Given records: Begin

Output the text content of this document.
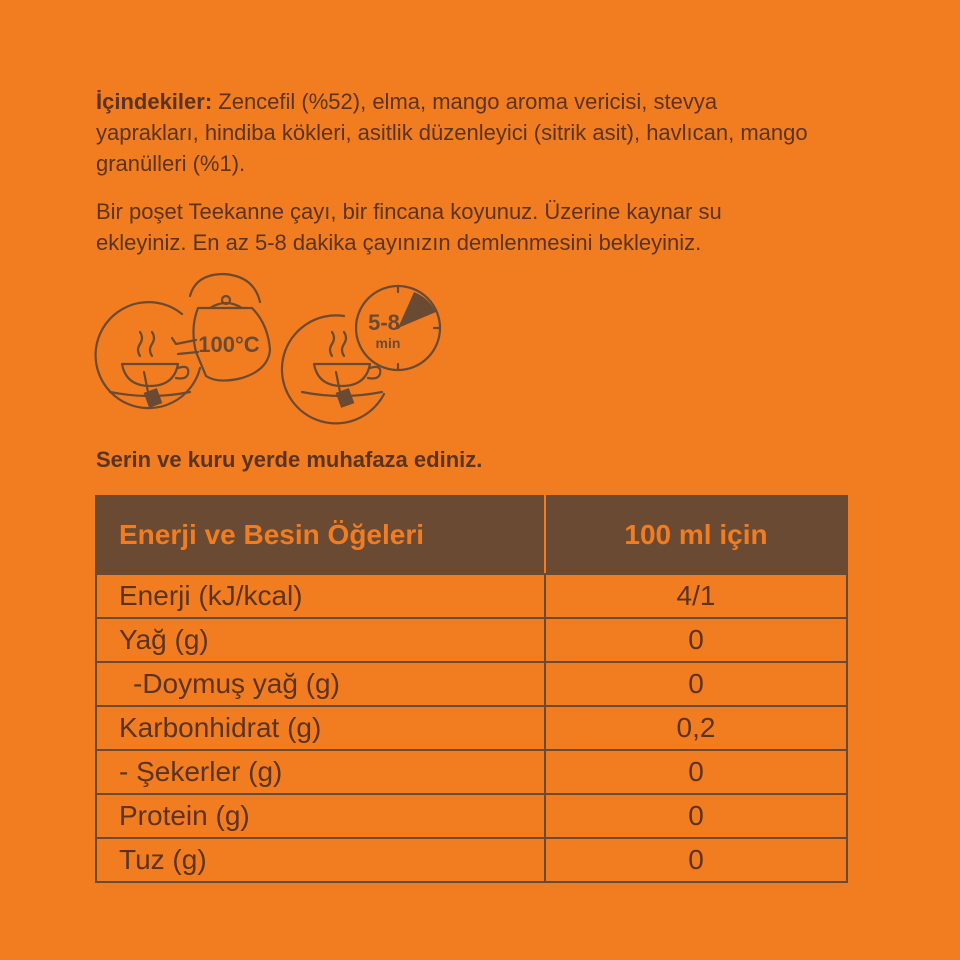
İçindekiler: Zencefil (%52), elma, mango aroma vericisi, stevya yaprakları, hindiba kökleri, asitlik düzenleyici (sitrik asit), havlıcan, mango granülleri (%1).

Bir poşet Teekanne çayı, bir fincana koyunuz. Üzerine kaynar su ekleyiniz. En az 5-8 dakika çayınızın demlenmesini bekleyiniz.

100°C
5-8
min

Serin ve kuru yerde muhafaza ediniz.

Enerji ve Besin Öğeleri	100 ml için
Enerji (kJ/kcal)	4/1
Yağ (g)	0
-Doymuş yağ (g)	0
Karbonhidrat (g)	0,2
- Şekerler (g)	0
Protein (g)	0
Tuz (g)	0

Given records: End

#### Activity:
Word for word, restate the records above and drop the pictures.

#### Solution:
Output the text content of this document.
İçindekiler: Zencefil (%52), elma, mango aroma vericisi, stevya yaprakları, hindiba kökleri, asitlik düzenleyici (sitrik asit), havlıcan, mango granülleri (%1).

Bir poşet Teekanne çayı, bir fincana koyunuz. Üzerine kaynar su ekleyiniz. En az 5-8 dakika çayınızın demlenmesini bekleyiniz.

100°C
5-8
min

Serin ve kuru yerde muhafaza ediniz.

Enerji ve Besin Öğeleri	100 ml için
Enerji (kJ/kcal)	4/1
Yağ (g)	0
-Doymuş yağ (g)	0
Karbonhidrat (g)	0,2
- Şekerler (g)	0
Protein (g)	0
Tuz (g)	0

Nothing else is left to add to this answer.